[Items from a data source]
+ + + +

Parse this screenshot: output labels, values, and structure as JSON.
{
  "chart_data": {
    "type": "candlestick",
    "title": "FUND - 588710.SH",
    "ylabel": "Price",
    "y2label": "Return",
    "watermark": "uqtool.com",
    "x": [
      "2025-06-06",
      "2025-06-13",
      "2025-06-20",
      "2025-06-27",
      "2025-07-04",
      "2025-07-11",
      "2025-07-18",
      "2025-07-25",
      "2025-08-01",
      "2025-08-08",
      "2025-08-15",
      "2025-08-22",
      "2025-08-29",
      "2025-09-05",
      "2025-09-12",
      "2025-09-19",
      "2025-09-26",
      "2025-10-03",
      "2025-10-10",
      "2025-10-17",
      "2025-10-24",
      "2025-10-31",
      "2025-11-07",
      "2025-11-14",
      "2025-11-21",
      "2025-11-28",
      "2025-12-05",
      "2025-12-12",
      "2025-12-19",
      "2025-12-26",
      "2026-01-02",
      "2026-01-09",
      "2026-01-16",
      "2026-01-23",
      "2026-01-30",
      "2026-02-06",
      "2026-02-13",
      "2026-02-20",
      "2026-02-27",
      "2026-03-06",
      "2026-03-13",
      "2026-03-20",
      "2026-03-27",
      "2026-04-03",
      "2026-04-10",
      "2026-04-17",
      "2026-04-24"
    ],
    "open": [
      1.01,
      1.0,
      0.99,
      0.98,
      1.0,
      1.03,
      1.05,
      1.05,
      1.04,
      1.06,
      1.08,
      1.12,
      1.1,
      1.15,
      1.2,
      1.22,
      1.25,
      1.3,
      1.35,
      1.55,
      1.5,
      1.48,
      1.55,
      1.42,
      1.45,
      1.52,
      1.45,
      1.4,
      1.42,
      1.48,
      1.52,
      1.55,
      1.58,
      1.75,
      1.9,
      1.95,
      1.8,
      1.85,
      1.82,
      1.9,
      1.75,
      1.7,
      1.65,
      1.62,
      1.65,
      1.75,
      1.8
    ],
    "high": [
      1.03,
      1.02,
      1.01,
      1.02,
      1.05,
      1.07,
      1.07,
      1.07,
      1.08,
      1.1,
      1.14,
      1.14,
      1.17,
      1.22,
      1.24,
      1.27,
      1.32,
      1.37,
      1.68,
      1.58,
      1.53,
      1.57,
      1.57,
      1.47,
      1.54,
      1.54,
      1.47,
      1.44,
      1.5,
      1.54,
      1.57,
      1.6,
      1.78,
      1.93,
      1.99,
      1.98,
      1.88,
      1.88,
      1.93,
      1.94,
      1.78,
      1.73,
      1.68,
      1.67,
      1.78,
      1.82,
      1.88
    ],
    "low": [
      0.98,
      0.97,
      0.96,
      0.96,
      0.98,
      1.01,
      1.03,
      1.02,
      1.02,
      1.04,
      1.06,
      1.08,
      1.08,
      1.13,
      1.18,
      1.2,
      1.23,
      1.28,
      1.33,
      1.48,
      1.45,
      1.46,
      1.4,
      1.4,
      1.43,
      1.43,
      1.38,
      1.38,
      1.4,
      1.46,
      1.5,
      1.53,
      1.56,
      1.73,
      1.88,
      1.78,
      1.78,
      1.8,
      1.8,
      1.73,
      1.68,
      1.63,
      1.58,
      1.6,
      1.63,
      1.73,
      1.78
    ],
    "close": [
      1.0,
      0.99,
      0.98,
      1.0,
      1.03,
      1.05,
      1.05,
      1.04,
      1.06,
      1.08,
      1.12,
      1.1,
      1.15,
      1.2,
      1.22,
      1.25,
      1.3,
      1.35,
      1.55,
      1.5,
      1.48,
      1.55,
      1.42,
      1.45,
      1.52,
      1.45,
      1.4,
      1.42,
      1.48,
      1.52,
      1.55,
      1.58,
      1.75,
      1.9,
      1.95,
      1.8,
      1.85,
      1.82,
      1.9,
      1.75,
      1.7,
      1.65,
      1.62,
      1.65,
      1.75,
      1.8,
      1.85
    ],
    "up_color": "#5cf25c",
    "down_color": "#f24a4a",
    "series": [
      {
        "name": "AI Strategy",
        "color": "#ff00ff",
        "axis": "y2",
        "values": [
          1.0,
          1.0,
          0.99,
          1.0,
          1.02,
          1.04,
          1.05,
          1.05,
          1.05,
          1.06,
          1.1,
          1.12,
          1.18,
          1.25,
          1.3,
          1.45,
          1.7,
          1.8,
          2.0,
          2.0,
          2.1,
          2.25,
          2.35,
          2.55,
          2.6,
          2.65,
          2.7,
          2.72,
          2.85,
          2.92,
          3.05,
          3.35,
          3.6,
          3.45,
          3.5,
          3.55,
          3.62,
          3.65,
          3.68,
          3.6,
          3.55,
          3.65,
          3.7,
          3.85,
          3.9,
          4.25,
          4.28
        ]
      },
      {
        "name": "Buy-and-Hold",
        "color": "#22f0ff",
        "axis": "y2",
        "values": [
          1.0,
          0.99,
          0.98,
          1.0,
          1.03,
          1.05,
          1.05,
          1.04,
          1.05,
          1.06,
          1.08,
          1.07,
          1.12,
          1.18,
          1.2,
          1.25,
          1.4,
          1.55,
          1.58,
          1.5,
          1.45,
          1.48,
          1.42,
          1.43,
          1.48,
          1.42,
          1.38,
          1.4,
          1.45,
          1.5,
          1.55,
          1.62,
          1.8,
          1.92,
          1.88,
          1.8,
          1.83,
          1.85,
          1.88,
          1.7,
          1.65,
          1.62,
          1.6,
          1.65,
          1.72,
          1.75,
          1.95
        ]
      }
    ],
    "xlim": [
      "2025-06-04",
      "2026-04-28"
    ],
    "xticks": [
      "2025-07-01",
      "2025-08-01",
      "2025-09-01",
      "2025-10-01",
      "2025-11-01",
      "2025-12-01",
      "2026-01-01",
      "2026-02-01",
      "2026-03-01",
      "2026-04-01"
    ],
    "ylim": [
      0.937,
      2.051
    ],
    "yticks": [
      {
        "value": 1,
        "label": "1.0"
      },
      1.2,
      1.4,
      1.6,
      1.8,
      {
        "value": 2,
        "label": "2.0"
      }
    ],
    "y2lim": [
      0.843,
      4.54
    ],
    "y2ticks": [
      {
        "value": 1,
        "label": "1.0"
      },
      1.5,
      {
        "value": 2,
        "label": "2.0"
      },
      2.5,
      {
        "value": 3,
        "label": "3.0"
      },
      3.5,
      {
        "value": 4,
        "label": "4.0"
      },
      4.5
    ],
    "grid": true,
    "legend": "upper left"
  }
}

+ + + +

> _DIRECTIONS FOR THIS TASK_
Restate the whole listing exactly, leaving out nothing.

> _RESULT_
Parse this screenshot: output labels, values, and structure as JSON.
{
  "chart_data": {
    "type": "candlestick",
    "title": "FUND - 588710.SH",
    "ylabel": "Price",
    "y2label": "Return",
    "watermark": "uqtool.com",
    "x": [
      "2025-06-06",
      "2025-06-13",
      "2025-06-20",
      "2025-06-27",
      "2025-07-04",
      "2025-07-11",
      "2025-07-18",
      "2025-07-25",
      "2025-08-01",
      "2025-08-08",
      "2025-08-15",
      "2025-08-22",
      "2025-08-29",
      "2025-09-05",
      "2025-09-12",
      "2025-09-19",
      "2025-09-26",
      "2025-10-03",
      "2025-10-10",
      "2025-10-17",
      "2025-10-24",
      "2025-10-31",
      "2025-11-07",
      "2025-11-14",
      "2025-11-21",
      "2025-11-28",
      "2025-12-05",
      "2025-12-12",
      "2025-12-19",
      "2025-12-26",
      "2026-01-02",
      "2026-01-09",
      "2026-01-16",
      "2026-01-23",
      "2026-01-30",
      "2026-02-06",
      "2026-02-13",
      "2026-02-20",
      "2026-02-27",
      "2026-03-06",
      "2026-03-13",
      "2026-03-20",
      "2026-03-27",
      "2026-04-03",
      "2026-04-10",
      "2026-04-17",
      "2026-04-24"
    ],
    "open": [
      1.01,
      1.0,
      0.99,
      0.98,
      1.0,
      1.03,
      1.05,
      1.05,
      1.04,
      1.06,
      1.08,
      1.12,
      1.1,
      1.15,
      1.2,
      1.22,
      1.25,
      1.3,
      1.35,
      1.55,
      1.5,
      1.48,
      1.55,
      1.42,
      1.45,
      1.52,
      1.45,
      1.4,
      1.42,
      1.48,
      1.52,
      1.55,
      1.58,
      1.75,
      1.9,
      1.95,
      1.8,
      1.85,
      1.82,
      1.9,
      1.75,
      1.7,
      1.65,
      1.62,
      1.65,
      1.75,
      1.8
    ],
    "high": [
      1.03,
      1.02,
      1.01,
      1.02,
      1.05,
      1.07,
      1.07,
      1.07,
      1.08,
      1.1,
      1.14,
      1.14,
      1.17,
      1.22,
      1.24,
      1.27,
      1.32,
      1.37,
      1.68,
      1.58,
      1.53,
      1.57,
      1.57,
      1.47,
      1.54,
      1.54,
      1.47,
      1.44,
      1.5,
      1.54,
      1.57,
      1.6,
      1.78,
      1.93,
      1.99,
      1.98,
      1.88,
      1.88,
      1.93,
      1.94,
      1.78,
      1.73,
      1.68,
      1.67,
      1.78,
      1.82,
      1.88
    ],
    "low": [
      0.98,
      0.97,
      0.96,
      0.96,
      0.98,
      1.01,
      1.03,
      1.02,
      1.02,
      1.04,
      1.06,
      1.08,
      1.08,
      1.13,
      1.18,
      1.2,
      1.23,
      1.28,
      1.33,
      1.48,
      1.45,
      1.46,
      1.4,
      1.4,
      1.43,
      1.43,
      1.38,
      1.38,
      1.4,
      1.46,
      1.5,
      1.53,
      1.56,
      1.73,
      1.88,
      1.78,
      1.78,
      1.8,
      1.8,
      1.73,
      1.68,
      1.63,
      1.58,
      1.6,
      1.63,
      1.73,
      1.78
    ],
    "close": [
      1.0,
      0.99,
      0.98,
      1.0,
      1.03,
      1.05,
      1.05,
      1.04,
      1.06,
      1.08,
      1.12,
      1.1,
      1.15,
      1.2,
      1.22,
      1.25,
      1.3,
      1.35,
      1.55,
      1.5,
      1.48,
      1.55,
      1.42,
      1.45,
      1.52,
      1.45,
      1.4,
      1.42,
      1.48,
      1.52,
      1.55,
      1.58,
      1.75,
      1.9,
      1.95,
      1.8,
      1.85,
      1.82,
      1.9,
      1.75,
      1.7,
      1.65,
      1.62,
      1.65,
      1.75,
      1.8,
      1.85
    ],
    "up_color": "#5cf25c",
    "down_color": "#f24a4a",
    "series": [
      {
        "name": "AI Strategy",
        "color": "#ff00ff",
        "axis": "y2",
        "values": [
          1.0,
          1.0,
          0.99,
          1.0,
          1.02,
          1.04,
          1.05,
          1.05,
          1.05,
          1.06,
          1.1,
          1.12,
          1.18,
          1.25,
          1.3,
          1.45,
          1.7,
          1.8,
          2.0,
          2.0,
          2.1,
          2.25,
          2.35,
          2.55,
          2.6,
          2.65,
          2.7,
          2.72,
          2.85,
          2.92,
          3.05,
          3.35,
          3.6,
          3.45,
          3.5,
          3.55,
          3.62,
          3.65,
          3.68,
          3.6,
          3.55,
          3.65,
          3.7,
          3.85,
          3.9,
          4.25,
          4.28
        ]
      },
      {
        "name": "Buy-and-Hold",
        "color": "#22f0ff",
        "axis": "y2",
        "values": [
          1.0,
          0.99,
          0.98,
          1.0,
          1.03,
          1.05,
          1.05,
          1.04,
          1.05,
          1.06,
          1.08,
          1.07,
          1.12,
          1.18,
          1.2,
          1.25,
          1.4,
          1.55,
          1.58,
          1.5,
          1.45,
          1.48,
          1.42,
          1.43,
          1.48,
          1.42,
          1.38,
          1.4,
          1.45,
          1.5,
          1.55,
          1.62,
          1.8,
          1.92,
          1.88,
          1.8,
          1.83,
          1.85,
          1.88,
          1.7,
          1.65,
          1.62,
          1.6,
          1.65,
          1.72,
          1.75,
          1.95
        ]
      }
    ],
    "xlim": [
      "2025-06-04",
      "2026-04-28"
    ],
    "xticks": [
      "2025-07-01",
      "2025-08-01",
      "2025-09-01",
      "2025-10-01",
      "2025-11-01",
      "2025-12-01",
      "2026-01-01",
      "2026-02-01",
      "2026-03-01",
      "2026-04-01"
    ],
    "ylim": [
      0.937,
      2.051
    ],
    "yticks": [
      {
        "value": 1,
        "label": "1.0"
      },
      1.2,
      1.4,
      1.6,
      1.8,
      {
        "value": 2,
        "label": "2.0"
      }
    ],
    "y2lim": [
      0.843,
      4.54
    ],
    "y2ticks": [
      {
        "value": 1,
        "label": "1.0"
      },
      1.5,
      {
        "value": 2,
        "label": "2.0"
      },
      2.5,
      {
        "value": 3,
        "label": "3.0"
      },
      3.5,
      {
        "value": 4,
        "label": "4.0"
      },
      4.5
    ],
    "grid": true,
    "legend": "upper left"
  }
}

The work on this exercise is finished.